_DATA:_
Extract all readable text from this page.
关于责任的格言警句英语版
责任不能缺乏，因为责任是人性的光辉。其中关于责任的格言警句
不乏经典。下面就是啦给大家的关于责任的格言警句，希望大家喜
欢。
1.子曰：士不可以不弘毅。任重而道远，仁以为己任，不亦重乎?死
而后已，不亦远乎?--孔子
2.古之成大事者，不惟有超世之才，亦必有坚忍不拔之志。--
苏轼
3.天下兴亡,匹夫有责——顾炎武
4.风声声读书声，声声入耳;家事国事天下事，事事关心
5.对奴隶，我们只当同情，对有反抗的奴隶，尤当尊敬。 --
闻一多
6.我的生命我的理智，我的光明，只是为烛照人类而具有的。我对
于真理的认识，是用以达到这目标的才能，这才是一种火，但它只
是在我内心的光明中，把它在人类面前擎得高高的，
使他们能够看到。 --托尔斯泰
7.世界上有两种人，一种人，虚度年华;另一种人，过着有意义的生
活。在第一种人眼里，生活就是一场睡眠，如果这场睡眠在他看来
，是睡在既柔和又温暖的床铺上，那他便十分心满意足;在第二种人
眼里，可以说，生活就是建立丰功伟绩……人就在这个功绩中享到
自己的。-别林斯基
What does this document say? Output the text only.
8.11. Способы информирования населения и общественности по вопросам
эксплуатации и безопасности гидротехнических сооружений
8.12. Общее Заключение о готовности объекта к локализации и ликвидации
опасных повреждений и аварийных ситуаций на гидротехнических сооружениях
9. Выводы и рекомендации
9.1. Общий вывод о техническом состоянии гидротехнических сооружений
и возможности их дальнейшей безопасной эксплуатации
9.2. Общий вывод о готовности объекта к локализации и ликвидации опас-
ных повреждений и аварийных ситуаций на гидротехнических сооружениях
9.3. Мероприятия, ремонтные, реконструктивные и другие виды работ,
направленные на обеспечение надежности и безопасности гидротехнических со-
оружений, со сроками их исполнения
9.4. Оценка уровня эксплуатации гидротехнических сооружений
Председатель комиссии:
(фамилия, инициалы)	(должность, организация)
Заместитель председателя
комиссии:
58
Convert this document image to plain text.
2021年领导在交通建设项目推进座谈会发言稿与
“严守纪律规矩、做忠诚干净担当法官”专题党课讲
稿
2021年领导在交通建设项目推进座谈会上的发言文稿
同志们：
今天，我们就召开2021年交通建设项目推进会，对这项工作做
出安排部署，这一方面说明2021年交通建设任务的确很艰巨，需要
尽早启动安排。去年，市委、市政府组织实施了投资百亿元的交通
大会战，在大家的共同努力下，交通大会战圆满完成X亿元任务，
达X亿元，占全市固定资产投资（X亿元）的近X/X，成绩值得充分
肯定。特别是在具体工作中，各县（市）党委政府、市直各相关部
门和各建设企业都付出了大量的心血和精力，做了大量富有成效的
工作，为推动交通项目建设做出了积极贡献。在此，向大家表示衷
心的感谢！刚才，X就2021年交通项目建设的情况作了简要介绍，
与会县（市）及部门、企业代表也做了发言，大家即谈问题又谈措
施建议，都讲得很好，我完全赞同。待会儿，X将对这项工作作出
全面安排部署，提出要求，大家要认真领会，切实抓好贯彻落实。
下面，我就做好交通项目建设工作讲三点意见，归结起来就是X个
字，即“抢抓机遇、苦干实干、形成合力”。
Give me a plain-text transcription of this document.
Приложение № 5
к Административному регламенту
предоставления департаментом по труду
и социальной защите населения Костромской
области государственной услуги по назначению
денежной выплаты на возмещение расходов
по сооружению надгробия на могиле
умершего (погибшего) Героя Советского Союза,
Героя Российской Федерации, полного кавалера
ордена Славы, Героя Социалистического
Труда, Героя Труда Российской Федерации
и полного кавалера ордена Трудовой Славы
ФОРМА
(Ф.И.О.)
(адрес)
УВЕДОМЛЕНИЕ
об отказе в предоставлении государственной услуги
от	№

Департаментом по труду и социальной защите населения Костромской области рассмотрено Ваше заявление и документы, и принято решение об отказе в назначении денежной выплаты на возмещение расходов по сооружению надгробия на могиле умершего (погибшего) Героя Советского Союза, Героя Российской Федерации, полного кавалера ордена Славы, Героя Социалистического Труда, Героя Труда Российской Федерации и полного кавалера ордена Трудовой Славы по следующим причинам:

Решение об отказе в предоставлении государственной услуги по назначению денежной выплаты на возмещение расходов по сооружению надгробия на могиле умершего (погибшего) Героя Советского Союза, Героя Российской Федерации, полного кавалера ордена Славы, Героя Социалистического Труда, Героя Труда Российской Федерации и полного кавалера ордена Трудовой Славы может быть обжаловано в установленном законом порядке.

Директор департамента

_YOUR GOAL:_
Tally up the lines in the records that contain the word "эксплуатации" and give only the total.

_OUTPUT OF THE TASK:_
3